> _WRITTEN TASK_:
Extract the full listing below without altering a single character.

> _EXTRACTED MATERIAL_:
□ □ □

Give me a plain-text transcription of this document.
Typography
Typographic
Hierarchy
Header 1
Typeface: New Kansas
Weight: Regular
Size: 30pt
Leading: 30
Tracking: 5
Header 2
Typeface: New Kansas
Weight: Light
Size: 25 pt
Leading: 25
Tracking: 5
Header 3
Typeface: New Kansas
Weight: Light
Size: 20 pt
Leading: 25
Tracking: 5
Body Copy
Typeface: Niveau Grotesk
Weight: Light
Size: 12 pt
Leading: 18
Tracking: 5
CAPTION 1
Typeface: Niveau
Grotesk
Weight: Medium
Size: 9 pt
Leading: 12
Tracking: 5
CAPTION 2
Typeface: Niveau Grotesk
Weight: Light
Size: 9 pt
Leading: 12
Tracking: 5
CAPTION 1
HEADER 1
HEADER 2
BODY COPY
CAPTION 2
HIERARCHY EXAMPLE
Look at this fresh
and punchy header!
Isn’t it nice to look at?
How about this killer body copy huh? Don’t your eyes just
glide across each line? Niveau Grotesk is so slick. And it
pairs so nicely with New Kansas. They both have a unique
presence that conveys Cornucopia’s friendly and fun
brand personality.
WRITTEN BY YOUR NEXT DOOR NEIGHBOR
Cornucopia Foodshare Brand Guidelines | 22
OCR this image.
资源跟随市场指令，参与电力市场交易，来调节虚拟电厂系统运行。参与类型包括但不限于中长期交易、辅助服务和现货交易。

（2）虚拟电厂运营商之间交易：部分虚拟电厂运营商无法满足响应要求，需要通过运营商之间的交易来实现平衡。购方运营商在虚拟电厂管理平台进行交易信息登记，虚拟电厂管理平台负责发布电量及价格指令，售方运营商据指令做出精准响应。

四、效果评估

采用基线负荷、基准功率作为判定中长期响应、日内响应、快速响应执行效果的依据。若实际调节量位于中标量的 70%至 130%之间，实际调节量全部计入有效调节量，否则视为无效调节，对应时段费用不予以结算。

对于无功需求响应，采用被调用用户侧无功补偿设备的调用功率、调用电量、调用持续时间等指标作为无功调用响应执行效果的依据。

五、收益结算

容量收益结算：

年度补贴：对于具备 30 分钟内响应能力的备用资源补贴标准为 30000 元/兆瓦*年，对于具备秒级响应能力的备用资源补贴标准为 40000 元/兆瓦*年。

□ □ □

> _SOLUTION TO THIS EXERCISE_:
Give me a plain-text transcription of this document.
Typography
Typographic
Hierarchy
Header 1
Typeface: New Kansas
Weight: Regular
Size: 30pt
Leading: 30
Tracking: 5
Header 2
Typeface: New Kansas
Weight: Light
Size: 25 pt
Leading: 25
Tracking: 5
Header 3
Typeface: New Kansas
Weight: Light
Size: 20 pt
Leading: 25
Tracking: 5
Body Copy
Typeface: Niveau Grotesk
Weight: Light
Size: 12 pt
Leading: 18
Tracking: 5
CAPTION 1
Typeface: Niveau
Grotesk
Weight: Medium
Size: 9 pt
Leading: 12
Tracking: 5
CAPTION 2
Typeface: Niveau Grotesk
Weight: Light
Size: 9 pt
Leading: 12
Tracking: 5
CAPTION 1
HEADER 1
HEADER 2
BODY COPY
CAPTION 2
HIERARCHY EXAMPLE
Look at this fresh
and punchy header!
Isn’t it nice to look at?
How about this killer body copy huh? Don’t your eyes just
glide across each line? Niveau Grotesk is so slick. And it
pairs so nicely with New Kansas. They both have a unique
presence that conveys Cornucopia’s friendly and fun
brand personality.
WRITTEN BY YOUR NEXT DOOR NEIGHBOR
Cornucopia Foodshare Brand Guidelines | 22
OCR this image.
资源跟随市场指令，参与电力市场交易，来调节虚拟电厂系统运行。参与类型包括但不限于中长期交易、辅助服务和现货交易。

（2）虚拟电厂运营商之间交易：部分虚拟电厂运营商无法满足响应要求，需要通过运营商之间的交易来实现平衡。购方运营商在虚拟电厂管理平台进行交易信息登记，虚拟电厂管理平台负责发布电量及价格指令，售方运营商据指令做出精准响应。

四、效果评估

采用基线负荷、基准功率作为判定中长期响应、日内响应、快速响应执行效果的依据。若实际调节量位于中标量的 70%至 130%之间，实际调节量全部计入有效调节量，否则视为无效调节，对应时段费用不予以结算。

对于无功需求响应，采用被调用用户侧无功补偿设备的调用功率、调用电量、调用持续时间等指标作为无功调用响应执行效果的依据。

五、收益结算

容量收益结算：

年度补贴：对于具备 30 分钟内响应能力的备用资源补贴标准为 30000 元/兆瓦*年，对于具备秒级响应能力的备用资源补贴标准为 40000 元/兆瓦*年。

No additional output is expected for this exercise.